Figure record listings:
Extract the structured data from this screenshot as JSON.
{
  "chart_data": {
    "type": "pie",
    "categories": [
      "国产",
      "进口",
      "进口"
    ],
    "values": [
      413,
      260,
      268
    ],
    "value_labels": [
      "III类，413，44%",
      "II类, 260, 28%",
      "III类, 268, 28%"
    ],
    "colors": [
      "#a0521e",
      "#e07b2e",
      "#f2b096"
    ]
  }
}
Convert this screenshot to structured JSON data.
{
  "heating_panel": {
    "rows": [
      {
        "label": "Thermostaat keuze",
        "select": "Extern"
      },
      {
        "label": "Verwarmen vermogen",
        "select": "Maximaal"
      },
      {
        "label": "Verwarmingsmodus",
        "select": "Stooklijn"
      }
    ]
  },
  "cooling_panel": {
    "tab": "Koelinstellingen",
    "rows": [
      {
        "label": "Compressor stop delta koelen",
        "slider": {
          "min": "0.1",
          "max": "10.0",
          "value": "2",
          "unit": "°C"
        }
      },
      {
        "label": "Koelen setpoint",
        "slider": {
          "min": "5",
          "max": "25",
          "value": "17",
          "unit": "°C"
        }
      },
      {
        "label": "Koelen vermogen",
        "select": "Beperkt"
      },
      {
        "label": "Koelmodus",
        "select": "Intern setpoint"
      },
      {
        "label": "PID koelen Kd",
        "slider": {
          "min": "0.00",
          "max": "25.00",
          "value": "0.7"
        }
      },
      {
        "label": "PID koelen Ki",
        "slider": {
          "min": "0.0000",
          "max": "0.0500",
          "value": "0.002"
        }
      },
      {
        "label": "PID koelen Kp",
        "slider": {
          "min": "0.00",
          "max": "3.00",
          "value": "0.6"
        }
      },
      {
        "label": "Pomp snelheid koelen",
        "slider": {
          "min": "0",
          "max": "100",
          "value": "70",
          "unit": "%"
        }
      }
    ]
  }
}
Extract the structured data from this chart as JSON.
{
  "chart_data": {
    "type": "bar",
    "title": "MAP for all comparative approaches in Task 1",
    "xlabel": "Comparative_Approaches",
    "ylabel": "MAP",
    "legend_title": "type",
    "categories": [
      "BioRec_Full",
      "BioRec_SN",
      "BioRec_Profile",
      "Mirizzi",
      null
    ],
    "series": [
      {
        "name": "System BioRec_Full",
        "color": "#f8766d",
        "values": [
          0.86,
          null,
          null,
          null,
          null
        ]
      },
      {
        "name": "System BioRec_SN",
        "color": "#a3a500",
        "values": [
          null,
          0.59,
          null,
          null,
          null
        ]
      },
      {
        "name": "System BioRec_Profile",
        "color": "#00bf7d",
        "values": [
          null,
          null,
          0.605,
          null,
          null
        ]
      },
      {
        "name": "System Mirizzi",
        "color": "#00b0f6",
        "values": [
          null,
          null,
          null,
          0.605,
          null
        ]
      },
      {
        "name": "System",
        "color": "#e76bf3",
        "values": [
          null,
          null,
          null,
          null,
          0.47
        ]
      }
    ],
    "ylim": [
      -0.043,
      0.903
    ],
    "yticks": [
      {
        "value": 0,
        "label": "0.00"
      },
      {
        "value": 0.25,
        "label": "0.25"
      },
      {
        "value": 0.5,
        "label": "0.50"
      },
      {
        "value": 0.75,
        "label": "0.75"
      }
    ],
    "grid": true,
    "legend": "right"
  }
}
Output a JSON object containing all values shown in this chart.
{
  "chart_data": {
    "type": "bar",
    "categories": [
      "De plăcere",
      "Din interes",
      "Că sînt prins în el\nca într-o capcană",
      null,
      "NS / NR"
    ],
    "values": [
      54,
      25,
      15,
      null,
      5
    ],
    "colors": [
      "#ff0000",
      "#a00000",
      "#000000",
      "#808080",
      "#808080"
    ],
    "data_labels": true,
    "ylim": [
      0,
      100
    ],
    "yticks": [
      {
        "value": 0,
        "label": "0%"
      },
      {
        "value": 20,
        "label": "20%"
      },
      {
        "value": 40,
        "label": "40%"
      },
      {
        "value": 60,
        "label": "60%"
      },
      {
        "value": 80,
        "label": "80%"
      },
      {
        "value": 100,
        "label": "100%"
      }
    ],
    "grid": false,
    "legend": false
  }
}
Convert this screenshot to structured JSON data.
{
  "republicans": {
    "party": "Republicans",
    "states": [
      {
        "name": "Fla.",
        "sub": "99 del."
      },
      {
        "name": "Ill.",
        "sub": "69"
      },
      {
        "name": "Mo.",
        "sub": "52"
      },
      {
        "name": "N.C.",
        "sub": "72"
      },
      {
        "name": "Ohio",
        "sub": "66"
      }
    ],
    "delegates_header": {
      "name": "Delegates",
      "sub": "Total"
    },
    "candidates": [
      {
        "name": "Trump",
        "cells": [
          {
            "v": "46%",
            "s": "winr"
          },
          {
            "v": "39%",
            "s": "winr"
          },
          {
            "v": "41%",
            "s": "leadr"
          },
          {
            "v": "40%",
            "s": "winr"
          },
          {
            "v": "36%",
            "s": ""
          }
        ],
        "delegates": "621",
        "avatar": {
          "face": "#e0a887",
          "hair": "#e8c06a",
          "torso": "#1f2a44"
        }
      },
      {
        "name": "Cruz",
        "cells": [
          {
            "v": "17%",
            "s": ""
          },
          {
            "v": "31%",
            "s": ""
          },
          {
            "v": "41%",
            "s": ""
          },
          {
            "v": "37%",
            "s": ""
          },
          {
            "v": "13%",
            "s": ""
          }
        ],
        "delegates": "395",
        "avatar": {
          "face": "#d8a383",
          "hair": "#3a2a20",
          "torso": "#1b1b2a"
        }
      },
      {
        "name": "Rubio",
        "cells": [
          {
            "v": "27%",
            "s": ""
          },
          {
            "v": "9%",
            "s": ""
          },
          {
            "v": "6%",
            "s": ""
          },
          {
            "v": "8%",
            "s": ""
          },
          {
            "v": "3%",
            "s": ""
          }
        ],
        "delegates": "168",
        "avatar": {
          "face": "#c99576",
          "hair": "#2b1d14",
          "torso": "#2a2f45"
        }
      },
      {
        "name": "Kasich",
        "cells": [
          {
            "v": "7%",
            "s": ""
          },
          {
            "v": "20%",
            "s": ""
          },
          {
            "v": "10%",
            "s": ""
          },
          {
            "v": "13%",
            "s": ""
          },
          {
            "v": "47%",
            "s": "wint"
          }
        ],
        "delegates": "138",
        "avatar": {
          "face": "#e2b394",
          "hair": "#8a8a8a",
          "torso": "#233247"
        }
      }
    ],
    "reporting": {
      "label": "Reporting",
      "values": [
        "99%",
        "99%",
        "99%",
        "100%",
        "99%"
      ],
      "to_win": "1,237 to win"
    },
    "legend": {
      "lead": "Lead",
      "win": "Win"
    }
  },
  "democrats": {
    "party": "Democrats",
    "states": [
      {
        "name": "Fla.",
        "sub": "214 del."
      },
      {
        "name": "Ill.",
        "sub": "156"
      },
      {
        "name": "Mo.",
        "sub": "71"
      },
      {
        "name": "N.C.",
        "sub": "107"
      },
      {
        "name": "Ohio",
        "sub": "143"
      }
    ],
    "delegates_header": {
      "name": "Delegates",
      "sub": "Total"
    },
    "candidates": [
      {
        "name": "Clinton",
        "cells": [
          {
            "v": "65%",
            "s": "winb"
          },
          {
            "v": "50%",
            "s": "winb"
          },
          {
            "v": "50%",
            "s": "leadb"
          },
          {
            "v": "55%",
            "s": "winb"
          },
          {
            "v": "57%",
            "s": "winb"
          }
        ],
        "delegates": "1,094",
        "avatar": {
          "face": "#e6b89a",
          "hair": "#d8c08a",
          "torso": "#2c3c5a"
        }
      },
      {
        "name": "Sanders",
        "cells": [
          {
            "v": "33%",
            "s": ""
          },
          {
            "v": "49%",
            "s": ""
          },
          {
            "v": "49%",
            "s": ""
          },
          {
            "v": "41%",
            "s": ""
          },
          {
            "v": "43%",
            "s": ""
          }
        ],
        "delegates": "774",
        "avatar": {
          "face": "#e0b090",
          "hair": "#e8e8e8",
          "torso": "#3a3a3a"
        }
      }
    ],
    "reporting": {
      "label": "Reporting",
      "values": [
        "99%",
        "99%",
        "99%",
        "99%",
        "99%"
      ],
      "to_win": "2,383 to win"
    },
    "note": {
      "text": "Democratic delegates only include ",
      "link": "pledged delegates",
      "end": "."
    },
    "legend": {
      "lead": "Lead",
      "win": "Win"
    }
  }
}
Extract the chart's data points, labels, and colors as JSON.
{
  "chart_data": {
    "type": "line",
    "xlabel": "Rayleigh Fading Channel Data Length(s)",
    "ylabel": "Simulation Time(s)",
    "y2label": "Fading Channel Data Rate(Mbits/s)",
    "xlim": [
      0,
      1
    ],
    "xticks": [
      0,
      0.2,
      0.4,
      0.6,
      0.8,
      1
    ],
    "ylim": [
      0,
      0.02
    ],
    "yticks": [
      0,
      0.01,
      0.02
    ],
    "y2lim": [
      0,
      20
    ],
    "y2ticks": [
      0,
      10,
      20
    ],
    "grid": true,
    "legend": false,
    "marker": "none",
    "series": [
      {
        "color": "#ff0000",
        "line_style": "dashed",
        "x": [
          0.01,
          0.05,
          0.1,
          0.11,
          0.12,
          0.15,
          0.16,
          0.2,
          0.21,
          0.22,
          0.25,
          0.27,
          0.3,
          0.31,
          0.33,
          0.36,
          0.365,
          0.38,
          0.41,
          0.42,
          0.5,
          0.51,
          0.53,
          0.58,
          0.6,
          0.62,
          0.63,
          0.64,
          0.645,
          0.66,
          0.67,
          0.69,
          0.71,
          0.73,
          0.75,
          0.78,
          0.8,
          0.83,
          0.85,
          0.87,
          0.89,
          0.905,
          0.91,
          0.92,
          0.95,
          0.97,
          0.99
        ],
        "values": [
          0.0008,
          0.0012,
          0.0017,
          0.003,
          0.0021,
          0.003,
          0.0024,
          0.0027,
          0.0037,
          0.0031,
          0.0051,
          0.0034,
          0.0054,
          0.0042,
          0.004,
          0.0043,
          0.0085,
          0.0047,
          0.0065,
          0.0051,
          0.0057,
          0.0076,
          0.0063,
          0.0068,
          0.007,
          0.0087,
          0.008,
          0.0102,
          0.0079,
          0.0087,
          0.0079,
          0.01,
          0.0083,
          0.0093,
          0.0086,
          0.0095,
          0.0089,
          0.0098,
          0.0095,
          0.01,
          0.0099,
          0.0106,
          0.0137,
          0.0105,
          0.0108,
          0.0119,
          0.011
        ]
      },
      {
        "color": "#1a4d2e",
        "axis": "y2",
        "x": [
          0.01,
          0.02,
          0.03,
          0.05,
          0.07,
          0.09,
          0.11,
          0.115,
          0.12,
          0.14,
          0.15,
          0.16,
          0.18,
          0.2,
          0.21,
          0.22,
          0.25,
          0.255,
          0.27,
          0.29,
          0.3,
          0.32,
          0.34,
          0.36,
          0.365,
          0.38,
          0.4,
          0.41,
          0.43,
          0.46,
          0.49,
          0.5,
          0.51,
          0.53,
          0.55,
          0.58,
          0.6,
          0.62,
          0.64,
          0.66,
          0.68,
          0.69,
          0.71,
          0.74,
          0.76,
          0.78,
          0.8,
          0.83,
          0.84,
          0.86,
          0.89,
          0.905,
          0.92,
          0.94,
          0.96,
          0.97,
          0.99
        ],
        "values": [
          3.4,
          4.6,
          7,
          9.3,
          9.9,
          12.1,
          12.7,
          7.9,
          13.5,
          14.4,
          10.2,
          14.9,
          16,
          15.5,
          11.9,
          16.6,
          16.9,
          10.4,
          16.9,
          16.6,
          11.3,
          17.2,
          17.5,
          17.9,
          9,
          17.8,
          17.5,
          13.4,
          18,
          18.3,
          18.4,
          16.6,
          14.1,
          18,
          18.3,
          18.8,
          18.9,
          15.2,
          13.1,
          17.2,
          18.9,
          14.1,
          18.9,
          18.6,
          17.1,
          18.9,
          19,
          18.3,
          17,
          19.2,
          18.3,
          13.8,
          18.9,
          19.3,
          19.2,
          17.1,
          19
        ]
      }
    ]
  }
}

# Requirement:
In the entries above, find each line with the string "torso" and copy it.

# Response:
          "torso": "#1f2a44"
          "torso": "#1b1b2a"
          "torso": "#2a2f45"
          "torso": "#233247"
          "torso": "#2c3c5a"
          "torso": "#3a3a3a"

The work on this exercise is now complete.